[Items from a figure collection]

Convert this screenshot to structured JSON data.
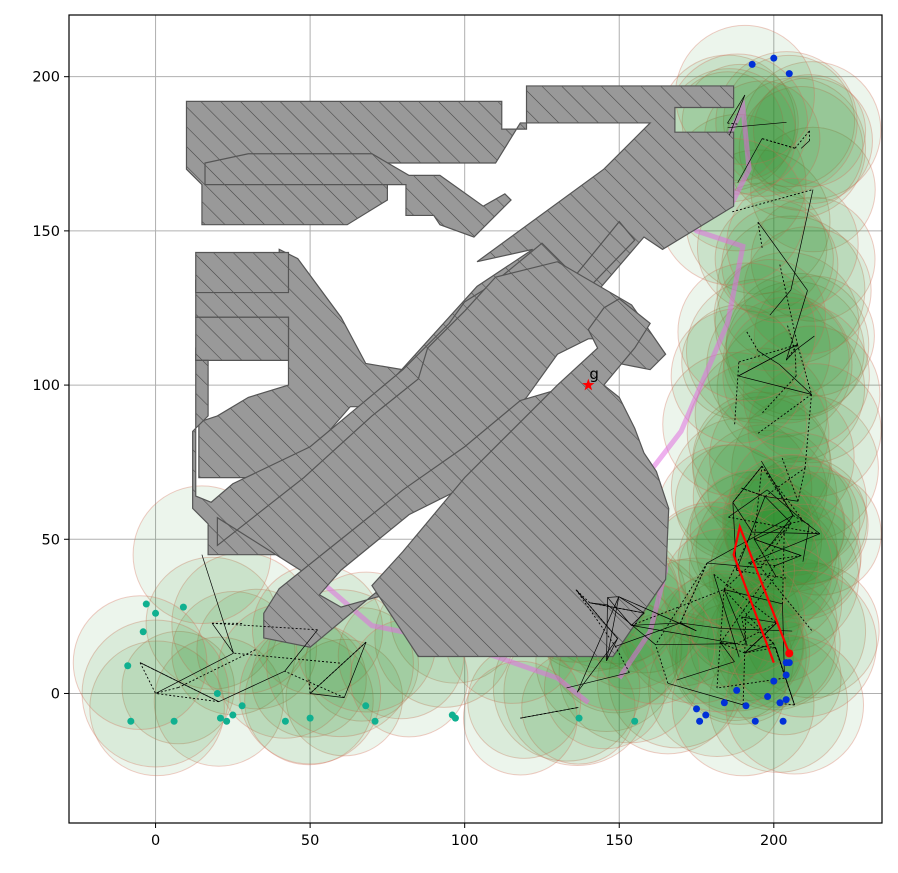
{
  "chart_data": {
    "type": "scatter",
    "title": "",
    "xlabel": "",
    "ylabel": "",
    "xlim": [
      -28,
      235
    ],
    "ylim": [
      -42,
      220
    ],
    "x_ticks": [
      0,
      50,
      100,
      150,
      200
    ],
    "y_ticks": [
      0,
      50,
      100,
      150,
      200
    ],
    "x_tick_labels": [
      "0",
      "50",
      "100",
      "150",
      "200"
    ],
    "y_tick_labels": [
      "0",
      "50",
      "100",
      "150",
      "200"
    ],
    "grid": true,
    "legend": "none",
    "colors": {
      "obstacle_fill": "#999999",
      "obstacle_edge": "#555555",
      "fov_fill": "#2e8b2e",
      "fov_edge": "#d4705a",
      "magenta_fill": "#e070e0",
      "goal": "#ff0000",
      "path": "#ff0000",
      "edge_line": "#000000"
    },
    "goal": {
      "x": 140,
      "y": 100,
      "label": "g"
    },
    "obstacles": [
      {
        "name": "top-bar",
        "points": [
          [
            10,
            192
          ],
          [
            112,
            192
          ],
          [
            112,
            183
          ],
          [
            120,
            183
          ],
          [
            120,
            197
          ],
          [
            187,
            197
          ],
          [
            187,
            190
          ],
          [
            168,
            190
          ],
          [
            168,
            182
          ],
          [
            187,
            182
          ],
          [
            187,
            158
          ],
          [
            164,
            144
          ],
          [
            158,
            148
          ],
          [
            110,
            92
          ],
          [
            104,
            95
          ],
          [
            98,
            89
          ],
          [
            150,
            153
          ],
          [
            155,
            147
          ],
          [
            103,
            93
          ],
          [
            90,
            88
          ],
          [
            80,
            105
          ],
          [
            68,
            107
          ],
          [
            60,
            122
          ],
          [
            46,
            141
          ],
          [
            40,
            144
          ],
          [
            40,
            134
          ],
          [
            13,
            134
          ],
          [
            13,
            122
          ],
          [
            43,
            122
          ],
          [
            43,
            112
          ],
          [
            13,
            112
          ],
          [
            13,
            108
          ],
          [
            43,
            108
          ],
          [
            43,
            100
          ],
          [
            30,
            96
          ],
          [
            20,
            90
          ],
          [
            14,
            88
          ],
          [
            14,
            70
          ],
          [
            43,
            70
          ],
          [
            63,
            93
          ],
          [
            70,
            93
          ],
          [
            76,
            101
          ],
          [
            104,
            132
          ],
          [
            122,
            144
          ],
          [
            104,
            140
          ],
          [
            145,
            170
          ],
          [
            150,
            175
          ],
          [
            160,
            185
          ],
          [
            118,
            185
          ],
          [
            110,
            172
          ],
          [
            75,
            172
          ],
          [
            75,
            160
          ],
          [
            62,
            152
          ],
          [
            15,
            152
          ],
          [
            15,
            165
          ],
          [
            10,
            170
          ]
        ]
      },
      {
        "name": "upper-block",
        "points": [
          [
            16,
            165
          ],
          [
            81,
            165
          ],
          [
            81,
            155
          ],
          [
            90,
            155
          ],
          [
            92,
            152
          ],
          [
            103,
            148
          ],
          [
            115,
            160
          ],
          [
            113,
            162
          ],
          [
            106,
            158
          ],
          [
            92,
            168
          ],
          [
            82,
            168
          ],
          [
            70,
            175
          ],
          [
            30,
            175
          ],
          [
            16,
            172
          ]
        ]
      },
      {
        "name": "left-bar",
        "points": [
          [
            13,
            143
          ],
          [
            13,
            130
          ],
          [
            43,
            130
          ],
          [
            43,
            143
          ]
        ]
      },
      {
        "name": "left-bar-2",
        "points": [
          [
            13,
            122
          ],
          [
            13,
            108
          ],
          [
            43,
            108
          ],
          [
            43,
            122
          ]
        ]
      },
      {
        "name": "left-diagonal",
        "points": [
          [
            13,
            108
          ],
          [
            17,
            108
          ],
          [
            17,
            90
          ],
          [
            12,
            85
          ],
          [
            12,
            60
          ],
          [
            17,
            55
          ],
          [
            17,
            45
          ],
          [
            60,
            45
          ],
          [
            90,
            78
          ],
          [
            100,
            90
          ],
          [
            108,
            88
          ],
          [
            130,
            110
          ],
          [
            143,
            128
          ],
          [
            125,
            146
          ],
          [
            108,
            132
          ],
          [
            100,
            127
          ],
          [
            95,
            120
          ],
          [
            80,
            105
          ],
          [
            50,
            80
          ],
          [
            25,
            68
          ],
          [
            18,
            62
          ],
          [
            13,
            64
          ]
        ]
      },
      {
        "name": "center-diagonal",
        "points": [
          [
            20,
            57
          ],
          [
            50,
            38
          ],
          [
            95,
            72
          ],
          [
            120,
            96
          ],
          [
            130,
            110
          ],
          [
            140,
            115
          ],
          [
            152,
            115
          ],
          [
            145,
            108
          ],
          [
            160,
            105
          ],
          [
            165,
            110
          ],
          [
            154,
            126
          ],
          [
            130,
            140
          ],
          [
            110,
            135
          ],
          [
            100,
            124
          ],
          [
            88,
            112
          ],
          [
            85,
            102
          ],
          [
            70,
            90
          ],
          [
            48,
            70
          ],
          [
            20,
            48
          ]
        ]
      },
      {
        "name": "middle-diagonal",
        "points": [
          [
            35,
            18
          ],
          [
            50,
            15
          ],
          [
            80,
            40
          ],
          [
            128,
            75
          ],
          [
            128,
            70
          ],
          [
            105,
            52
          ],
          [
            85,
            35
          ],
          [
            60,
            28
          ],
          [
            53,
            32
          ],
          [
            60,
            40
          ],
          [
            82,
            58
          ],
          [
            98,
            66
          ],
          [
            108,
            70
          ],
          [
            130,
            90
          ],
          [
            140,
            92
          ],
          [
            135,
            100
          ],
          [
            118,
            95
          ],
          [
            100,
            80
          ],
          [
            80,
            66
          ],
          [
            55,
            46
          ],
          [
            40,
            34
          ],
          [
            35,
            26
          ]
        ]
      },
      {
        "name": "right-diagonal",
        "points": [
          [
            85,
            12
          ],
          [
            148,
            12
          ],
          [
            165,
            37
          ],
          [
            166,
            60
          ],
          [
            162,
            72
          ],
          [
            158,
            78
          ],
          [
            155,
            86
          ],
          [
            150,
            96
          ],
          [
            145,
            100
          ],
          [
            155,
            112
          ],
          [
            160,
            120
          ],
          [
            150,
            128
          ],
          [
            145,
            125
          ],
          [
            140,
            118
          ],
          [
            143,
            112
          ],
          [
            130,
            100
          ],
          [
            126,
            96
          ],
          [
            120,
            90
          ],
          [
            112,
            82
          ],
          [
            100,
            70
          ],
          [
            90,
            58
          ],
          [
            80,
            46
          ],
          [
            70,
            35
          ]
        ]
      }
    ]
  }
}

WORK INSTRUCTIONS:
Set the entries down again exactly. Do not include the images.

WRITTEN ANSWER:
Convert this screenshot to structured JSON data.
{
  "chart_data": {
    "type": "scatter",
    "title": "",
    "xlabel": "",
    "ylabel": "",
    "xlim": [
      -28,
      235
    ],
    "ylim": [
      -42,
      220
    ],
    "x_ticks": [
      0,
      50,
      100,
      150,
      200
    ],
    "y_ticks": [
      0,
      50,
      100,
      150,
      200
    ],
    "x_tick_labels": [
      "0",
      "50",
      "100",
      "150",
      "200"
    ],
    "y_tick_labels": [
      "0",
      "50",
      "100",
      "150",
      "200"
    ],
    "grid": true,
    "legend": "none",
    "colors": {
      "obstacle_fill": "#999999",
      "obstacle_edge": "#555555",
      "fov_fill": "#2e8b2e",
      "fov_edge": "#d4705a",
      "magenta_fill": "#e070e0",
      "goal": "#ff0000",
      "path": "#ff0000",
      "edge_line": "#000000"
    },
    "goal": {
      "x": 140,
      "y": 100,
      "label": "g"
    },
    "obstacles": [
      {
        "name": "top-bar",
        "points": [
          [
            10,
            192
          ],
          [
            112,
            192
          ],
          [
            112,
            183
          ],
          [
            120,
            183
          ],
          [
            120,
            197
          ],
          [
            187,
            197
          ],
          [
            187,
            190
          ],
          [
            168,
            190
          ],
          [
            168,
            182
          ],
          [
            187,
            182
          ],
          [
            187,
            158
          ],
          [
            164,
            144
          ],
          [
            158,
            148
          ],
          [
            110,
            92
          ],
          [
            104,
            95
          ],
          [
            98,
            89
          ],
          [
            150,
            153
          ],
          [
            155,
            147
          ],
          [
            103,
            93
          ],
          [
            90,
            88
          ],
          [
            80,
            105
          ],
          [
            68,
            107
          ],
          [
            60,
            122
          ],
          [
            46,
            141
          ],
          [
            40,
            144
          ],
          [
            40,
            134
          ],
          [
            13,
            134
          ],
          [
            13,
            122
          ],
          [
            43,
            122
          ],
          [
            43,
            112
          ],
          [
            13,
            112
          ],
          [
            13,
            108
          ],
          [
            43,
            108
          ],
          [
            43,
            100
          ],
          [
            30,
            96
          ],
          [
            20,
            90
          ],
          [
            14,
            88
          ],
          [
            14,
            70
          ],
          [
            43,
            70
          ],
          [
            63,
            93
          ],
          [
            70,
            93
          ],
          [
            76,
            101
          ],
          [
            104,
            132
          ],
          [
            122,
            144
          ],
          [
            104,
            140
          ],
          [
            145,
            170
          ],
          [
            150,
            175
          ],
          [
            160,
            185
          ],
          [
            118,
            185
          ],
          [
            110,
            172
          ],
          [
            75,
            172
          ],
          [
            75,
            160
          ],
          [
            62,
            152
          ],
          [
            15,
            152
          ],
          [
            15,
            165
          ],
          [
            10,
            170
          ]
        ]
      },
      {
        "name": "upper-block",
        "points": [
          [
            16,
            165
          ],
          [
            81,
            165
          ],
          [
            81,
            155
          ],
          [
            90,
            155
          ],
          [
            92,
            152
          ],
          [
            103,
            148
          ],
          [
            115,
            160
          ],
          [
            113,
            162
          ],
          [
            106,
            158
          ],
          [
            92,
            168
          ],
          [
            82,
            168
          ],
          [
            70,
            175
          ],
          [
            30,
            175
          ],
          [
            16,
            172
          ]
        ]
      },
      {
        "name": "left-bar",
        "points": [
          [
            13,
            143
          ],
          [
            13,
            130
          ],
          [
            43,
            130
          ],
          [
            43,
            143
          ]
        ]
      },
      {
        "name": "left-bar-2",
        "points": [
          [
            13,
            122
          ],
          [
            13,
            108
          ],
          [
            43,
            108
          ],
          [
            43,
            122
          ]
        ]
      },
      {
        "name": "left-diagonal",
        "points": [
          [
            13,
            108
          ],
          [
            17,
            108
          ],
          [
            17,
            90
          ],
          [
            12,
            85
          ],
          [
            12,
            60
          ],
          [
            17,
            55
          ],
          [
            17,
            45
          ],
          [
            60,
            45
          ],
          [
            90,
            78
          ],
          [
            100,
            90
          ],
          [
            108,
            88
          ],
          [
            130,
            110
          ],
          [
            143,
            128
          ],
          [
            125,
            146
          ],
          [
            108,
            132
          ],
          [
            100,
            127
          ],
          [
            95,
            120
          ],
          [
            80,
            105
          ],
          [
            50,
            80
          ],
          [
            25,
            68
          ],
          [
            18,
            62
          ],
          [
            13,
            64
          ]
        ]
      },
      {
        "name": "center-diagonal",
        "points": [
          [
            20,
            57
          ],
          [
            50,
            38
          ],
          [
            95,
            72
          ],
          [
            120,
            96
          ],
          [
            130,
            110
          ],
          [
            140,
            115
          ],
          [
            152,
            115
          ],
          [
            145,
            108
          ],
          [
            160,
            105
          ],
          [
            165,
            110
          ],
          [
            154,
            126
          ],
          [
            130,
            140
          ],
          [
            110,
            135
          ],
          [
            100,
            124
          ],
          [
            88,
            112
          ],
          [
            85,
            102
          ],
          [
            70,
            90
          ],
          [
            48,
            70
          ],
          [
            20,
            48
          ]
        ]
      },
      {
        "name": "middle-diagonal",
        "points": [
          [
            35,
            18
          ],
          [
            50,
            15
          ],
          [
            80,
            40
          ],
          [
            128,
            75
          ],
          [
            128,
            70
          ],
          [
            105,
            52
          ],
          [
            85,
            35
          ],
          [
            60,
            28
          ],
          [
            53,
            32
          ],
          [
            60,
            40
          ],
          [
            82,
            58
          ],
          [
            98,
            66
          ],
          [
            108,
            70
          ],
          [
            130,
            90
          ],
          [
            140,
            92
          ],
          [
            135,
            100
          ],
          [
            118,
            95
          ],
          [
            100,
            80
          ],
          [
            80,
            66
          ],
          [
            55,
            46
          ],
          [
            40,
            34
          ],
          [
            35,
            26
          ]
        ]
      },
      {
        "name": "right-diagonal",
        "points": [
          [
            85,
            12
          ],
          [
            148,
            12
          ],
          [
            165,
            37
          ],
          [
            166,
            60
          ],
          [
            162,
            72
          ],
          [
            158,
            78
          ],
          [
            155,
            86
          ],
          [
            150,
            96
          ],
          [
            145,
            100
          ],
          [
            155,
            112
          ],
          [
            160,
            120
          ],
          [
            150,
            128
          ],
          [
            145,
            125
          ],
          [
            140,
            118
          ],
          [
            143,
            112
          ],
          [
            130,
            100
          ],
          [
            126,
            96
          ],
          [
            120,
            90
          ],
          [
            112,
            82
          ],
          [
            100,
            70
          ],
          [
            90,
            58
          ],
          [
            80,
            46
          ],
          [
            70,
            35
          ]
        ]
      }
    ]
  }
}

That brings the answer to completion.